- **GIVEN EXERCISE**
Show each line from the listing that includes the word "فيها".

- **RECORDS TO USE**
+--

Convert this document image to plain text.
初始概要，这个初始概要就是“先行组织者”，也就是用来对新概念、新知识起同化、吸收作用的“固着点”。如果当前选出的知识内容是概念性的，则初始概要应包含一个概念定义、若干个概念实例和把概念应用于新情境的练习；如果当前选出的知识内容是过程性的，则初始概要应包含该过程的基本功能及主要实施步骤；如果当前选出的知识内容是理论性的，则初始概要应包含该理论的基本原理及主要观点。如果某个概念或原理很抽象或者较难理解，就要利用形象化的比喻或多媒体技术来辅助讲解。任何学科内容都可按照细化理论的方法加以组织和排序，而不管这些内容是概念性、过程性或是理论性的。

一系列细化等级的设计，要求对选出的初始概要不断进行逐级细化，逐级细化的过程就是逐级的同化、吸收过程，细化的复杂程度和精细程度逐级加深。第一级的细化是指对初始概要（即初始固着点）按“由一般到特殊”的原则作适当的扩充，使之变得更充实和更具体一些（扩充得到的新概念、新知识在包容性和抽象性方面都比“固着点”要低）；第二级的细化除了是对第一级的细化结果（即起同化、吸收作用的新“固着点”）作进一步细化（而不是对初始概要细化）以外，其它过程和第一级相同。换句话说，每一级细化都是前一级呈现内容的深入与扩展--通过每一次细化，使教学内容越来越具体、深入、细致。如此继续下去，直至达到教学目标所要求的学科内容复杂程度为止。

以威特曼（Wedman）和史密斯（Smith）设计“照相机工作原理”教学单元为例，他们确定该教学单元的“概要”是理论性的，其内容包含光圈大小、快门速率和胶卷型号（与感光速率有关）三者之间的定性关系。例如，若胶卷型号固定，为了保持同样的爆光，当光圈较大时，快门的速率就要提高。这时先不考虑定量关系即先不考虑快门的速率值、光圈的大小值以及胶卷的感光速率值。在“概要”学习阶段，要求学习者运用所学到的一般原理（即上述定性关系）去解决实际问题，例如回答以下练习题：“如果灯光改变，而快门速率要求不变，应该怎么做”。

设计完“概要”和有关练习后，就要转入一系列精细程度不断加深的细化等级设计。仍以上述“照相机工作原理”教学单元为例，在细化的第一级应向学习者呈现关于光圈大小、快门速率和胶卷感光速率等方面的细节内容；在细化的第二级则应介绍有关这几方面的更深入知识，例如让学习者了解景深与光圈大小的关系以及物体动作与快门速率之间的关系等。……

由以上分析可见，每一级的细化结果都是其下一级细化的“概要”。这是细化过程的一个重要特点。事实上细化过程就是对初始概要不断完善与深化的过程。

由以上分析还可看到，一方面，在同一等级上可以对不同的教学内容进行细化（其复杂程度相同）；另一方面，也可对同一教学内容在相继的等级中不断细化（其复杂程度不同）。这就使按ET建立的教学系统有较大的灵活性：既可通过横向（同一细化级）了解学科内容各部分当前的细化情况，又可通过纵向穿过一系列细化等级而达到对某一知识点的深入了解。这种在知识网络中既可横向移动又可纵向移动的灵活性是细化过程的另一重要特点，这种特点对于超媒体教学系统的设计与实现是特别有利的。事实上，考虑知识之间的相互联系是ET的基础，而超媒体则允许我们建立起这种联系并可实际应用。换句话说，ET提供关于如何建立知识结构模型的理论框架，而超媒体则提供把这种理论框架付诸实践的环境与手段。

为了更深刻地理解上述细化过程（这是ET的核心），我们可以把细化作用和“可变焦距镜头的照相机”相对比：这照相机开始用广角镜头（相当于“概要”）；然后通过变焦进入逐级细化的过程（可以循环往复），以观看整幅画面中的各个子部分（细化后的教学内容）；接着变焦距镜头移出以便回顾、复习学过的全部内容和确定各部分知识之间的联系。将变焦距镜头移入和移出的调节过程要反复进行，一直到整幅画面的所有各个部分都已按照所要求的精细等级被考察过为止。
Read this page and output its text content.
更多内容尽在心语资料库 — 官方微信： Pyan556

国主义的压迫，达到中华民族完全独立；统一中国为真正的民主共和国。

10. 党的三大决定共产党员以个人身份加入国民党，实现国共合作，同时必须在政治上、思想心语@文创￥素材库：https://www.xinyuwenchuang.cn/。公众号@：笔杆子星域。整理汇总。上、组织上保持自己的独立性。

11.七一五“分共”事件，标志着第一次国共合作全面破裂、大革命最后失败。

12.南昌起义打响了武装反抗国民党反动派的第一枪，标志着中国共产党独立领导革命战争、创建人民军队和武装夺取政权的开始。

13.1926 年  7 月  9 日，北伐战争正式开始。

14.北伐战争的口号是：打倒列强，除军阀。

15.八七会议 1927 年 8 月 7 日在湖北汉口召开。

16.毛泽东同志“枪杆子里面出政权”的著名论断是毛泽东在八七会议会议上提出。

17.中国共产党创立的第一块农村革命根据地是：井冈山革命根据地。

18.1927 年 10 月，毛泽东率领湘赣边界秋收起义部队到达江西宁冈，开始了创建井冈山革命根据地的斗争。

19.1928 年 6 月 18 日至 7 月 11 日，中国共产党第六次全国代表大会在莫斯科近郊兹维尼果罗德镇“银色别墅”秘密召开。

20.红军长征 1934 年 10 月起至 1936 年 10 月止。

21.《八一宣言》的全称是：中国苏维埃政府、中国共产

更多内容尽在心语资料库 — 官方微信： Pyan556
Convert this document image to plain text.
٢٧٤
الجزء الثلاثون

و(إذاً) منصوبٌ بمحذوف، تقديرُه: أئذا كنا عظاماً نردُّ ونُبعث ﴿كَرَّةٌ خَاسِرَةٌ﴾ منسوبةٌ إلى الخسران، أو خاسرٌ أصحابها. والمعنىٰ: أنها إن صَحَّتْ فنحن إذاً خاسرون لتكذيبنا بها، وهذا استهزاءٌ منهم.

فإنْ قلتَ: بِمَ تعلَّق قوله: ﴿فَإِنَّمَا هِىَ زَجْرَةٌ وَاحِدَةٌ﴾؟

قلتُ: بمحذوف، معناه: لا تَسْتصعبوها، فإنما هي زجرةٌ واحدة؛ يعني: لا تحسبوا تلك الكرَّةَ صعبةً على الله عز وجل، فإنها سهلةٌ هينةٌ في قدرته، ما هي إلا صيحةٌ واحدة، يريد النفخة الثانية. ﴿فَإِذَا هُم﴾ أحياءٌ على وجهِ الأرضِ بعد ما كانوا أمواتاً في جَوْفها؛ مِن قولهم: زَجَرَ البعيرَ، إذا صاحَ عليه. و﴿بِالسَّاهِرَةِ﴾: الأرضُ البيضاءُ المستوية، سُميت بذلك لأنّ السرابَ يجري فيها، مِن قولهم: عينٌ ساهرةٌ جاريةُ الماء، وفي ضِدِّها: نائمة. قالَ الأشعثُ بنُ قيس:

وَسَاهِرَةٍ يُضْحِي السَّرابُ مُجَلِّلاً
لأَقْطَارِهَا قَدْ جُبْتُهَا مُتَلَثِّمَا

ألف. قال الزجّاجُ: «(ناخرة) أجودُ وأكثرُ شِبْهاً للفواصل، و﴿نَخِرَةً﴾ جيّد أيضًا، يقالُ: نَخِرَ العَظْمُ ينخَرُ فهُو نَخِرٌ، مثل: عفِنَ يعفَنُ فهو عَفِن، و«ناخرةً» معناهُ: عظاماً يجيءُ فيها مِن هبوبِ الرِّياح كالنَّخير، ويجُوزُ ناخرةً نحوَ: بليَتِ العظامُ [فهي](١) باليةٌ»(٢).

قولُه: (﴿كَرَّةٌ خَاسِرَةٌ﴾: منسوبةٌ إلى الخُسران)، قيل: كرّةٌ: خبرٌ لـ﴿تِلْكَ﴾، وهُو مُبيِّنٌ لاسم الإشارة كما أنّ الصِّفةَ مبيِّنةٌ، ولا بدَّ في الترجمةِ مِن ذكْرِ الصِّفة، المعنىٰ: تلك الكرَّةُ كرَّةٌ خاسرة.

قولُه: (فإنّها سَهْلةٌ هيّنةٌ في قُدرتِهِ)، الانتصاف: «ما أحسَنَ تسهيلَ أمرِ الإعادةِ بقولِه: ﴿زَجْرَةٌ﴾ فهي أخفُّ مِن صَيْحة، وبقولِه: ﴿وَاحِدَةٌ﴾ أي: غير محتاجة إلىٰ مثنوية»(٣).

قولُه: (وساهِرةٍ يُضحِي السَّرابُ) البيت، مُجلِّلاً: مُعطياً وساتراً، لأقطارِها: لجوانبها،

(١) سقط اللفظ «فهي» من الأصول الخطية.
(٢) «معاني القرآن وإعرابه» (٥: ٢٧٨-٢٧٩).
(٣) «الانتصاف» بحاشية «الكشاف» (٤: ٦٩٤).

+--

- **RESPONSE FOR THIS EXERCISE**
قلتُ: بمحذوف، معناه: لا تَسْتصعبوها، فإنما هي زجرةٌ واحدة؛ يعني: لا تحسبوا تلك الكرَّةَ صعبةً على الله عز وجل، فإنها سهلةٌ هينةٌ في قدرته، ما هي إلا صيحةٌ واحدة، يريد النفخة الثانية. ﴿فَإِذَا هُم﴾ أحياءٌ على وجهِ الأرضِ بعد ما كانوا أمواتاً في جَوْفها؛ مِن قولهم: زَجَرَ البعيرَ، إذا صاحَ عليه. و﴿بِالسَّاهِرَةِ﴾: الأرضُ البيضاءُ المستوية، سُميت بذلك لأنّ السرابَ يجري فيها، مِن قولهم: عينٌ ساهرةٌ جاريةُ الماء، وفي ضِدِّها: نائمة. قالَ الأشعثُ بنُ قيس:
ألف. قال الزجّاجُ: «(ناخرة) أجودُ وأكثرُ شِبْهاً للفواصل، و﴿نَخِرَةً﴾ جيّد أيضًا، يقالُ: نَخِرَ العَظْمُ ينخَرُ فهُو نَخِرٌ، مثل: عفِنَ يعفَنُ فهو عَفِن، و«ناخرةً» معناهُ: عظاماً يجيءُ فيها مِن هبوبِ الرِّياح كالنَّخير، ويجُوزُ ناخرةً نحوَ: بليَتِ العظامُ [فهي](١) باليةٌ»(٢).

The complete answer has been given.